記述課題 A:
コンテッサ1300の足回りを論じた引用文から、「コンテッサ900では、日野へ」を含む語句で始まり「あった)を入れたりしていた。」で終わる部分を、一字も変えずに抜き出してください。
記述課題 B:
コンテッサ1300の足回りを論じた引用文の最後の文に続けて、その先を書いてください。

引用文:
==*==
コンテッサ1300のシャシーは基本的には、工業製品、あるいは商品としてちゃんと設計されたものであることは間違いない。しかし、それは50年以上も前に設計されたものであり、さらにそれを大きく改善する間もなくあっさりと市場から消えたクルマである。
日野自動車がルノー4CVは日本で展開した時代は、やはりフランス車の「足」を是としてものであり、当時の日野の技術を含む文化もそのようなものを理解したものだったと考えている。ルノー社,その後もRenault 4、さらにR8へと伝統の柔軟な「足」を発展させていった。一方、日野は当時の道路事情やタクシー需要などに対応するため、あるいは自社技術展開として、「足」に関して独自の発展をさせた。
コンテッサ900では、日野へのロイヤリティある4CVのユーザーからは、フランス車の良き「足」の味付けが薄れ、ドイツ車のようにも変化してしまったとの意見も聞かれた。しかし、日野は市場の差別化として後輪の硬さの結果としてのロール率が3.45度という少なさをアピールして行った。そして満を持した日野コンテッサ1300では、特にクーぺはロール率が2.95度と驚異的な値を示すに至った。もちろん、それは「日本」での販売活動に大いに利用されていた。
このロール率の低さのメリットは何があったのだろうかと言うものだ。個人的な分析ではあるが、操縦性については、ある程度の速度までのアンダーを保つと言う意味合程度で、足が硬いだけの何ものでないのでは考えている。単なる、マーケィングの材料ではなかったのかと考える。当時の試乗レポートでも、「ロール率を低くするためのリアサスの硬さは意味はない」とか、外国では、「アンダーとオーバーが同時に現れる不思議なクルマ」と評されていた。ただ多くの自動車雑誌ではあまりそのような辛口の意見は見当たらないのは、古今を問わず、日本のメディアとメーカーとのしがらみかも知れない。 (こちらも参考に:リバイバル・モータリング・ジャパン in 茂原)
さて、当時のコンテッサ1300のオーナーはどうしていたのだろうか?多くは、アンダーとオーバーとか、柔軟な足、多くはそんなことは問うものではなかった。しかし、少数ではあるが、もっと硬い足が欲しいとバネを切ったり、あるものが柔らかいのもをと、クーぺにセダンのスプリング(一巻きカットが良いと意見もあった)を入れたりしていた。
==*==
提示データ:
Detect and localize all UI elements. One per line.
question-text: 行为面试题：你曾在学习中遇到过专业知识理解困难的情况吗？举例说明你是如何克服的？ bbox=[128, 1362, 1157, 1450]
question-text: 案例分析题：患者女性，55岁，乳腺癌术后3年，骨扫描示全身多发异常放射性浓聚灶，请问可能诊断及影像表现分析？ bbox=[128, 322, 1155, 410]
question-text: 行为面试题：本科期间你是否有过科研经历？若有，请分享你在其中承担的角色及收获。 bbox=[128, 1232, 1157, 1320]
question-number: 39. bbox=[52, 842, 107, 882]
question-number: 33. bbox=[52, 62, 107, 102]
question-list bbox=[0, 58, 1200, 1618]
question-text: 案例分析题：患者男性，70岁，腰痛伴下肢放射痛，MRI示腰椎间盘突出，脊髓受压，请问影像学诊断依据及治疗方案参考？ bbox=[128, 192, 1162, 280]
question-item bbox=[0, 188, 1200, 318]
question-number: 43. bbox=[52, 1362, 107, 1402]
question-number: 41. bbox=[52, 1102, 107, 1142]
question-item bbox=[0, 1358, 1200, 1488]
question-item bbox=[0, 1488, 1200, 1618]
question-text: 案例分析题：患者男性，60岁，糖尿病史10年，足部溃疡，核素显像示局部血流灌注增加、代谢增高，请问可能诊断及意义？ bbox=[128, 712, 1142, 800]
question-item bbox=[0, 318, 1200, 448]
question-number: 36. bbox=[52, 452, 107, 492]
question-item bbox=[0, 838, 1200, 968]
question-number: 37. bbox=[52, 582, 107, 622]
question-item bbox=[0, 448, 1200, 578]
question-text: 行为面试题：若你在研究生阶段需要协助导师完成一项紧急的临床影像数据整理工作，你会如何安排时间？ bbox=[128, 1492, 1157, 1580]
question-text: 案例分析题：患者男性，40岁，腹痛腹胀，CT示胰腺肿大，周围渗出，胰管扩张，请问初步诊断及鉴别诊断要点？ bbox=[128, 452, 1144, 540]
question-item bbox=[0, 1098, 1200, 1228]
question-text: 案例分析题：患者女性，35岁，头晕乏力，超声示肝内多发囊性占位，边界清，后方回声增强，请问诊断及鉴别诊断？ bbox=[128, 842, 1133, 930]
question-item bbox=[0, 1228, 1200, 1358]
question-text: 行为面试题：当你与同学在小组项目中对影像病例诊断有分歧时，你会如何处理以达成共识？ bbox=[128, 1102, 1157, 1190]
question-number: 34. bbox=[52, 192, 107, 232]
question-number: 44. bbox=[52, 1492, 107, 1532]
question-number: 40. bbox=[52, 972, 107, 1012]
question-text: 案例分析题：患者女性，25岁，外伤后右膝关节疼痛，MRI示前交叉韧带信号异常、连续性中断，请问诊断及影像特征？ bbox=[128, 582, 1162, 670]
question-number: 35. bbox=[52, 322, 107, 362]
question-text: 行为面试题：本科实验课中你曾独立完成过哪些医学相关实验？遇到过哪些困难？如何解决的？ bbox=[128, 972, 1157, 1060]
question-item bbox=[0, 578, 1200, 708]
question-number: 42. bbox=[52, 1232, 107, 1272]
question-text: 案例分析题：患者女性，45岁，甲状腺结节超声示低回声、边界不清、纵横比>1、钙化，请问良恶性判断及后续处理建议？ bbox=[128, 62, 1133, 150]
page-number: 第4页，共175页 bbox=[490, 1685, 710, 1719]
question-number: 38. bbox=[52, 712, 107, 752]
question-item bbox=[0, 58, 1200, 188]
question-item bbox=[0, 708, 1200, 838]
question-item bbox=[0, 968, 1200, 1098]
==*==
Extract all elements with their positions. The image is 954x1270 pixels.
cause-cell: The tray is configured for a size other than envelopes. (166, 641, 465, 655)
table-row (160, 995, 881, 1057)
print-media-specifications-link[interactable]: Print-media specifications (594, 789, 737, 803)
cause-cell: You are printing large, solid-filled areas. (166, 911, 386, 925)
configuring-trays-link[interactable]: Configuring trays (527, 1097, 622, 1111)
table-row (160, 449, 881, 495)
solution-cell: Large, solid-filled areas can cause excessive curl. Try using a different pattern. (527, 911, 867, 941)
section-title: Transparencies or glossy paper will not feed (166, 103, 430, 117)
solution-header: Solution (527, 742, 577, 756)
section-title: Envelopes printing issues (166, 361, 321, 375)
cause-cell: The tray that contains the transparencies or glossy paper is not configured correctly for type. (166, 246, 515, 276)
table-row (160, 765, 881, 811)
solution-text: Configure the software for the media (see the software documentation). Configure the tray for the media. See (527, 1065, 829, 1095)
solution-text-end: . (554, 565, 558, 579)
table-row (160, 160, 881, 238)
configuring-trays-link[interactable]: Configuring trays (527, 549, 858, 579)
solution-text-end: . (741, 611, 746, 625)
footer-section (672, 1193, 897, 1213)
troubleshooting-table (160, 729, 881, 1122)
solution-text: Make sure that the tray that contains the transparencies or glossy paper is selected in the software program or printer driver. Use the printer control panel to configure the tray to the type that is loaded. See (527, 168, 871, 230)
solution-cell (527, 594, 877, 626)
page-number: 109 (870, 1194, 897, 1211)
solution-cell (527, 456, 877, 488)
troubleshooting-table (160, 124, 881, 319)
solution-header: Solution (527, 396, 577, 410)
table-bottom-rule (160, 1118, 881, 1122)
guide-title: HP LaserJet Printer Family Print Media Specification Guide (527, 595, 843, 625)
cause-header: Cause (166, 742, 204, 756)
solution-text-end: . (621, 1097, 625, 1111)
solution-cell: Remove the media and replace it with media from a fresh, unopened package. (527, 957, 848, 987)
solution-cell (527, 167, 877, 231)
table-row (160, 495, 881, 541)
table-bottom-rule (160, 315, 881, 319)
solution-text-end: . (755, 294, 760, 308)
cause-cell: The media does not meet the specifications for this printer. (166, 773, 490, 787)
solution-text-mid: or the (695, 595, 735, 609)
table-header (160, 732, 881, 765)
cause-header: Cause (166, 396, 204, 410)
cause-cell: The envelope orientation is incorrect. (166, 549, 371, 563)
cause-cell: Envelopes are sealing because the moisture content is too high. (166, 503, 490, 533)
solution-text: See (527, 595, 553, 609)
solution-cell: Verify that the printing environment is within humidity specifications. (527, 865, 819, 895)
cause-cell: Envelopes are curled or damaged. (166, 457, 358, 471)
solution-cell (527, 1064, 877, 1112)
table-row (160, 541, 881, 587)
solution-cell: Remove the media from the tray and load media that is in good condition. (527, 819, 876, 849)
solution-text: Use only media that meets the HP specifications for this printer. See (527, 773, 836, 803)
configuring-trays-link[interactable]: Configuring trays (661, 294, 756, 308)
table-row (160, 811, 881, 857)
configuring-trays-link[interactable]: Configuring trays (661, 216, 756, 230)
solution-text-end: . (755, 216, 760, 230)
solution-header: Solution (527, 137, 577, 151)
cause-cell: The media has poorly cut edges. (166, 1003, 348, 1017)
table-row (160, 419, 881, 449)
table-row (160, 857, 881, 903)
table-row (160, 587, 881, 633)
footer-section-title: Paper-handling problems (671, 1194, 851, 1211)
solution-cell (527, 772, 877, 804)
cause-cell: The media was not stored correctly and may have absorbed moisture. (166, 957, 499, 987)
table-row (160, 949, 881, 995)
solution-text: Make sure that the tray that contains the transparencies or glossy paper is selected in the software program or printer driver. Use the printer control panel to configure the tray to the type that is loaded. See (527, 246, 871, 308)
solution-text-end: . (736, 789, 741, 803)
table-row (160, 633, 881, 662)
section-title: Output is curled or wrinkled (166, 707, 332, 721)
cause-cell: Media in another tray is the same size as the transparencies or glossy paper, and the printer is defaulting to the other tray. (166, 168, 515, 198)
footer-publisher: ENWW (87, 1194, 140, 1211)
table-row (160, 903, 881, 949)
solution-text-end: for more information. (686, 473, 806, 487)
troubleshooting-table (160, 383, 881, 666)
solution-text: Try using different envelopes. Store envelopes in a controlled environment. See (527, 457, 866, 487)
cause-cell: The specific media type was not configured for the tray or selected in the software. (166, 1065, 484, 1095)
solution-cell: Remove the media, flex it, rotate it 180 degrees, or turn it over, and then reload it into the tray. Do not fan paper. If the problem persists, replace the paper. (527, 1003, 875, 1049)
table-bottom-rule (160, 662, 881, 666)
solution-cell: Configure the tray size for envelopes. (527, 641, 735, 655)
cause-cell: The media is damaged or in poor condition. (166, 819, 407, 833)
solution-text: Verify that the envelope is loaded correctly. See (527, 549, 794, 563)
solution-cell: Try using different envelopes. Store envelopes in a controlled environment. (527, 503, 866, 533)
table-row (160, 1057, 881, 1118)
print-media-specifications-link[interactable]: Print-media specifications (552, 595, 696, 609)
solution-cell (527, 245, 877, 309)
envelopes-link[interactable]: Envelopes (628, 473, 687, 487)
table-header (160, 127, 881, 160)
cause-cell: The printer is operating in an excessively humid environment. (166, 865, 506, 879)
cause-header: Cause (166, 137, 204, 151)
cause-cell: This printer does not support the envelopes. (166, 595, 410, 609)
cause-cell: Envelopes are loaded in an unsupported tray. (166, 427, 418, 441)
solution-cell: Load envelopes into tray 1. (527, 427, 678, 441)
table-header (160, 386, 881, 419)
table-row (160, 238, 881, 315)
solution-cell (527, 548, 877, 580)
==*==
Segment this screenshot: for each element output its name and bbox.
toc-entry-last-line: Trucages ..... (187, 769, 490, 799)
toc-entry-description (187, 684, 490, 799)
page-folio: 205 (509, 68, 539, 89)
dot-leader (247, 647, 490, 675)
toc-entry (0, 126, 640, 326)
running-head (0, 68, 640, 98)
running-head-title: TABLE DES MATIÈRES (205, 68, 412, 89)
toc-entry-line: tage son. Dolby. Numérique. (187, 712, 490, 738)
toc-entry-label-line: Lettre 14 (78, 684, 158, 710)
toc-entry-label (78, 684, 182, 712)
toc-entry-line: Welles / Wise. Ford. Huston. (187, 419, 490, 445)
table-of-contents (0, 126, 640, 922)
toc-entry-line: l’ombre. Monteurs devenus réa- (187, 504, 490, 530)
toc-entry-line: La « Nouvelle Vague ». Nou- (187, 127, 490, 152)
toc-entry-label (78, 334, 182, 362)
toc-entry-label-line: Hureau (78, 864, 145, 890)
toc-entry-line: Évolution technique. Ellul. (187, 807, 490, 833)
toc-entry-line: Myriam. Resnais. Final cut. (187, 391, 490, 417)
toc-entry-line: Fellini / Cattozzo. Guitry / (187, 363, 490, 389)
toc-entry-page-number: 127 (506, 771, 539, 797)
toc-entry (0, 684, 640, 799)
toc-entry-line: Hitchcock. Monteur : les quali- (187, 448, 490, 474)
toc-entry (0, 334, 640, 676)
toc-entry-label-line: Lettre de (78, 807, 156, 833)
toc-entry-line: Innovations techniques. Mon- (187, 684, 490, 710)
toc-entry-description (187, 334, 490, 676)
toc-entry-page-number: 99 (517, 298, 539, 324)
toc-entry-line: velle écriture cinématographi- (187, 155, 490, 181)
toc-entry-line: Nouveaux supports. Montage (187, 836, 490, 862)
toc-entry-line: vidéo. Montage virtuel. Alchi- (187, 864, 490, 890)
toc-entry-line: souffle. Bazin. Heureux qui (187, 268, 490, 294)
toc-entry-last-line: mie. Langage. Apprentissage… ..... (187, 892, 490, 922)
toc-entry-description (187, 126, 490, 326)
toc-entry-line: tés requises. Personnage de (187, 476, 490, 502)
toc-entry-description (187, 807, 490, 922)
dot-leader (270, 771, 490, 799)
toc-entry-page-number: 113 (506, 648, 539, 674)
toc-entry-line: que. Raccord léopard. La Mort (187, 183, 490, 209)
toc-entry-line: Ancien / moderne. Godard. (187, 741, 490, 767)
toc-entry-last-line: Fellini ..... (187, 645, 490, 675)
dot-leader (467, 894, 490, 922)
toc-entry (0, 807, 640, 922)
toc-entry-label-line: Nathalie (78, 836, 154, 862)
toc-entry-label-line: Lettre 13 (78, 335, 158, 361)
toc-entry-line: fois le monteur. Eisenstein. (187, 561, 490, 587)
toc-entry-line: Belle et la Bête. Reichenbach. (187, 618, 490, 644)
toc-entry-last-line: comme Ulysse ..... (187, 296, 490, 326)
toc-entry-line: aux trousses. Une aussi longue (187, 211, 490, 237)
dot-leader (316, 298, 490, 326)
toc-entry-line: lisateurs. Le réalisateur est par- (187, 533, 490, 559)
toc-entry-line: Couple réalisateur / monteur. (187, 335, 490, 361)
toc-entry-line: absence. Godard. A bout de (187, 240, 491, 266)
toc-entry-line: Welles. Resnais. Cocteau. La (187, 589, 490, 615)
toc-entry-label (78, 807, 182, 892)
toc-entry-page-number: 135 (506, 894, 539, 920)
==*==
記述解答 A:
コンテッサ900では、日野へのロイヤリティある4CVのユーザーからは、フランス車の良き「足」の味付けが薄れ、ドイツ車のようにも変化してしまったとの意見も聞かれた。しかし、日野は市場の差別化として後輪の硬さの結果としてのロール率が3.45度という少なさをアピールして行った。そして満を持した日野コンテッサ1300では、特にクーぺはロール率が2.95度と驚異的な値を示すに至った。もちろん、それは「日本」での販売活動に大いに利用されていた。
このロール率の低さのメリットは何があったのだろうかと言うものだ。個人的な分析ではあるが、操縦性については、ある程度の速度までのアンダーを保つと言う意味合程度で、足が硬いだけの何ものでないのでは考えている。単なる、マーケィングの材料ではなかったのかと考える。当時の試乗レポートでも、「ロール率を低くするためのリアサスの硬さは意味はない」とか、外国では、「アンダーとオーバーが同時に現れる不思議なクルマ」と評されていた。ただ多くの自動車雑誌ではあまりそのような辛口の意見は見当たらないのは、古今を問わず、日本のメディアとメーカーとのしがらみかも知れない。 (こちらも参考に:リバイバル・モータリング・ジャパン in 茂原)
さて、当時のコンテッサ1300のオーナーはどうしていたのだろうか?多くは、アンダーとオーバーとか、柔軟な足、多くはそんなことは問うものではなかった。しかし、少数ではあるが、もっと硬い足が欲しいとバネを切ったり、あるものが柔らかいのもをと、クーぺにセダンのスプリング(一巻きカットが良いと意見もあった)を入れたりしていた。

記述解答 B:
そこで、コンテツのリアの足のスプリング:バネ常数を分析してみた。計算式には、以下のものを用いた:
以下に、今迄、当サイトオーナーが実際に使ったスプリングのおおよそのバネ常数を目安として示す:
種類 | 線径 (mm) | 有効巻数 | バネ常数 |
---|---|---|---|
セダン用 | 15.67 | 8.5 | 7.27 |
セダン用一巻きカット | 15.67 | 7.5 | 8.24 |
クーペ用 | 15.8 | 8 | 8.00 |
スポーツキット | 15.8 | 6 | 10.67 |
クーペ改:BRE(1) | 15.8 | 6 | 10.67 |
クーペ改:BRE(2) | 15.8 | 5.75 | 11.14 |
クーペ改:BRE(3) | 15.8 | 5.5 | 11.64 |
スープラ F 流用 RS製 (1) | 14.8 | 7 | 5.82 |
スープラ F 流用 RS製 (2) | 14.8 | 4.75 | 8.57 |
オデッセイ RB1 F 流用1.25巻きカット | 13.8 | 6.25 | 5.79 |
オデッセイ RB1 R 流用 | 14.4 | 6 | 7.92 |
セダン用の一巻きカットは以外と硬く、クーペ程度になってしまうことが解る。やはり、スポーツキットはかなり硬いことが明らかである。スープラのものはかなり柔らかい、事実そうである、これも良い。ただ、車高が少し下がり過ぎることである。最近、試したオデッセイのリアは、無改造で装着、セダン用よりやや固く、クーペの固さに近いし、キャンバーは適正である。フロント用は1.25巻きカット、セダンより少し柔らで乗ったフィーリングはこれは良いのではないかと感じたが、柔らかで短い故、当然であるが車高が若干下がり、キャンバーが付く。おそらくカットをもう少し控えめにすれば良いだろう。その場合、更に柔になると思われるが試す価値は大いにありそう。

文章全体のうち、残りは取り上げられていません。